**Given records**

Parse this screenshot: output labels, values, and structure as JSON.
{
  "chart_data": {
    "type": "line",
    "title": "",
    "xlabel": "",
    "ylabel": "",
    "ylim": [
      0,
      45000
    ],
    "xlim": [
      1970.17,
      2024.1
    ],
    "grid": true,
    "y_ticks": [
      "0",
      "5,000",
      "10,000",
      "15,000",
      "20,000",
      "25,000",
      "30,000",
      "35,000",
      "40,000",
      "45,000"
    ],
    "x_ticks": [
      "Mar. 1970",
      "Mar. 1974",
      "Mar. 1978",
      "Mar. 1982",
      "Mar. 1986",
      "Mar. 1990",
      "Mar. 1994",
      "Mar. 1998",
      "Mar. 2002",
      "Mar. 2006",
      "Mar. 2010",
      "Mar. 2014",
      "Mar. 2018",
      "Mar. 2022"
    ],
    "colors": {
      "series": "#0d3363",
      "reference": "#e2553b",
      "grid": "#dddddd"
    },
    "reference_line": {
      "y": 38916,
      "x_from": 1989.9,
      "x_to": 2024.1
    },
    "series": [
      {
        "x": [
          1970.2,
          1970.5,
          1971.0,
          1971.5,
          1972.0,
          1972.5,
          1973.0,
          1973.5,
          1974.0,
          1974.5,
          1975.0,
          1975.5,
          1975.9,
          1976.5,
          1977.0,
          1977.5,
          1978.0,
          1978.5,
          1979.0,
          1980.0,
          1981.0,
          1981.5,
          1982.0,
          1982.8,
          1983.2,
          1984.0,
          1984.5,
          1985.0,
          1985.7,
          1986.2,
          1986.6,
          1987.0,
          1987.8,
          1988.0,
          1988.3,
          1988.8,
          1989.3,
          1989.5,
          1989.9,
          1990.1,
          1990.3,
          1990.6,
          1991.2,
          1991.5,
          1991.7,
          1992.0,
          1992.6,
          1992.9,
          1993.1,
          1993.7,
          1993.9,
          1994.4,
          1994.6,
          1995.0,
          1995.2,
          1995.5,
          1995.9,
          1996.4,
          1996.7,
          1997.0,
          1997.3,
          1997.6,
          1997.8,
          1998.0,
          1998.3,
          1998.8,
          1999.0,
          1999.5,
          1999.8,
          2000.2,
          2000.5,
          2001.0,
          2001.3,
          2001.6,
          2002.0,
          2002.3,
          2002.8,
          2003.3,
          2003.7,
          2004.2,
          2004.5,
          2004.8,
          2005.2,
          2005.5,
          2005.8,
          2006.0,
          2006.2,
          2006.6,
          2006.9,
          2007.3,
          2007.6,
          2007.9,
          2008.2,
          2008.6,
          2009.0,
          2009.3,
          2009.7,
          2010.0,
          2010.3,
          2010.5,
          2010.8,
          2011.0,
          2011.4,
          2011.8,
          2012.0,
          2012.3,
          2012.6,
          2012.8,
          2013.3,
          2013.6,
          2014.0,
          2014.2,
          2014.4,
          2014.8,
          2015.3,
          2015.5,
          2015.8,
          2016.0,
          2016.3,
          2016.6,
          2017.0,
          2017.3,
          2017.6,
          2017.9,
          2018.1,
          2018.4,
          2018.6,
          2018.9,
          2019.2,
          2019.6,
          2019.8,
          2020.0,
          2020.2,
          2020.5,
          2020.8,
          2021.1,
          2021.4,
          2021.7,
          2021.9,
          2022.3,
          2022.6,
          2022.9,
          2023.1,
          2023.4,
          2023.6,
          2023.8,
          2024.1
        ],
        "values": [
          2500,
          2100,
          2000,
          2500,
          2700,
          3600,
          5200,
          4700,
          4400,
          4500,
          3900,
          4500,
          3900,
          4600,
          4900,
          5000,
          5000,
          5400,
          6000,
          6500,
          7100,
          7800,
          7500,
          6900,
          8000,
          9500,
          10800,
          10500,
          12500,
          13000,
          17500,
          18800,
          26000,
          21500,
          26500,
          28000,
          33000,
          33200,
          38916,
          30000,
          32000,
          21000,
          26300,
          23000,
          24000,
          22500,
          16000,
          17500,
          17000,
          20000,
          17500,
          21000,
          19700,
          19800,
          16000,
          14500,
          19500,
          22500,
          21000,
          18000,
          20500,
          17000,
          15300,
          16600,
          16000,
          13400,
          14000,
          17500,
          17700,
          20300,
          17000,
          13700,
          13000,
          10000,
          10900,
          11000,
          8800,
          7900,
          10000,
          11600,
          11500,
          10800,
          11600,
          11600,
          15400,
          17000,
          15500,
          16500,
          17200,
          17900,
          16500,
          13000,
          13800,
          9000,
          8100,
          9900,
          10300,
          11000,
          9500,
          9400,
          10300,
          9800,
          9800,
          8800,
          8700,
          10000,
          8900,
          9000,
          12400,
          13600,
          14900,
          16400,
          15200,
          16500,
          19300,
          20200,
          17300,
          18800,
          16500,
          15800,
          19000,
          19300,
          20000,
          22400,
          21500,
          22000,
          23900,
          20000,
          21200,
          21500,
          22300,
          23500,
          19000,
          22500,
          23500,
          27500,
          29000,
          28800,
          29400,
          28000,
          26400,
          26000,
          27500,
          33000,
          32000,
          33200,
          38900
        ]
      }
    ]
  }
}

**Task goal**
Your task is to reproduce the whole listing exactly.

**Exercise result**
Parse this screenshot: output labels, values, and structure as JSON.
{
  "chart_data": {
    "type": "line",
    "title": "",
    "xlabel": "",
    "ylabel": "",
    "ylim": [
      0,
      45000
    ],
    "xlim": [
      1970.17,
      2024.1
    ],
    "grid": true,
    "y_ticks": [
      "0",
      "5,000",
      "10,000",
      "15,000",
      "20,000",
      "25,000",
      "30,000",
      "35,000",
      "40,000",
      "45,000"
    ],
    "x_ticks": [
      "Mar. 1970",
      "Mar. 1974",
      "Mar. 1978",
      "Mar. 1982",
      "Mar. 1986",
      "Mar. 1990",
      "Mar. 1994",
      "Mar. 1998",
      "Mar. 2002",
      "Mar. 2006",
      "Mar. 2010",
      "Mar. 2014",
      "Mar. 2018",
      "Mar. 2022"
    ],
    "colors": {
      "series": "#0d3363",
      "reference": "#e2553b",
      "grid": "#dddddd"
    },
    "reference_line": {
      "y": 38916,
      "x_from": 1989.9,
      "x_to": 2024.1
    },
    "series": [
      {
        "x": [
          1970.2,
          1970.5,
          1971.0,
          1971.5,
          1972.0,
          1972.5,
          1973.0,
          1973.5,
          1974.0,
          1974.5,
          1975.0,
          1975.5,
          1975.9,
          1976.5,
          1977.0,
          1977.5,
          1978.0,
          1978.5,
          1979.0,
          1980.0,
          1981.0,
          1981.5,
          1982.0,
          1982.8,
          1983.2,
          1984.0,
          1984.5,
          1985.0,
          1985.7,
          1986.2,
          1986.6,
          1987.0,
          1987.8,
          1988.0,
          1988.3,
          1988.8,
          1989.3,
          1989.5,
          1989.9,
          1990.1,
          1990.3,
          1990.6,
          1991.2,
          1991.5,
          1991.7,
          1992.0,
          1992.6,
          1992.9,
          1993.1,
          1993.7,
          1993.9,
          1994.4,
          1994.6,
          1995.0,
          1995.2,
          1995.5,
          1995.9,
          1996.4,
          1996.7,
          1997.0,
          1997.3,
          1997.6,
          1997.8,
          1998.0,
          1998.3,
          1998.8,
          1999.0,
          1999.5,
          1999.8,
          2000.2,
          2000.5,
          2001.0,
          2001.3,
          2001.6,
          2002.0,
          2002.3,
          2002.8,
          2003.3,
          2003.7,
          2004.2,
          2004.5,
          2004.8,
          2005.2,
          2005.5,
          2005.8,
          2006.0,
          2006.2,
          2006.6,
          2006.9,
          2007.3,
          2007.6,
          2007.9,
          2008.2,
          2008.6,
          2009.0,
          2009.3,
          2009.7,
          2010.0,
          2010.3,
          2010.5,
          2010.8,
          2011.0,
          2011.4,
          2011.8,
          2012.0,
          2012.3,
          2012.6,
          2012.8,
          2013.3,
          2013.6,
          2014.0,
          2014.2,
          2014.4,
          2014.8,
          2015.3,
          2015.5,
          2015.8,
          2016.0,
          2016.3,
          2016.6,
          2017.0,
          2017.3,
          2017.6,
          2017.9,
          2018.1,
          2018.4,
          2018.6,
          2018.9,
          2019.2,
          2019.6,
          2019.8,
          2020.0,
          2020.2,
          2020.5,
          2020.8,
          2021.1,
          2021.4,
          2021.7,
          2021.9,
          2022.3,
          2022.6,
          2022.9,
          2023.1,
          2023.4,
          2023.6,
          2023.8,
          2024.1
        ],
        "values": [
          2500,
          2100,
          2000,
          2500,
          2700,
          3600,
          5200,
          4700,
          4400,
          4500,
          3900,
          4500,
          3900,
          4600,
          4900,
          5000,
          5000,
          5400,
          6000,
          6500,
          7100,
          7800,
          7500,
          6900,
          8000,
          9500,
          10800,
          10500,
          12500,
          13000,
          17500,
          18800,
          26000,
          21500,
          26500,
          28000,
          33000,
          33200,
          38916,
          30000,
          32000,
          21000,
          26300,
          23000,
          24000,
          22500,
          16000,
          17500,
          17000,
          20000,
          17500,
          21000,
          19700,
          19800,
          16000,
          14500,
          19500,
          22500,
          21000,
          18000,
          20500,
          17000,
          15300,
          16600,
          16000,
          13400,
          14000,
          17500,
          17700,
          20300,
          17000,
          13700,
          13000,
          10000,
          10900,
          11000,
          8800,
          7900,
          10000,
          11600,
          11500,
          10800,
          11600,
          11600,
          15400,
          17000,
          15500,
          16500,
          17200,
          17900,
          16500,
          13000,
          13800,
          9000,
          8100,
          9900,
          10300,
          11000,
          9500,
          9400,
          10300,
          9800,
          9800,
          8800,
          8700,
          10000,
          8900,
          9000,
          12400,
          13600,
          14900,
          16400,
          15200,
          16500,
          19300,
          20200,
          17300,
          18800,
          16500,
          15800,
          19000,
          19300,
          20000,
          22400,
          21500,
          22000,
          23900,
          20000,
          21200,
          21500,
          22300,
          23500,
          19000,
          22500,
          23500,
          27500,
          29000,
          28800,
          29400,
          28000,
          26400,
          26000,
          27500,
          33000,
          32000,
          33200,
          38900
        ]
      }
    ]
  }
}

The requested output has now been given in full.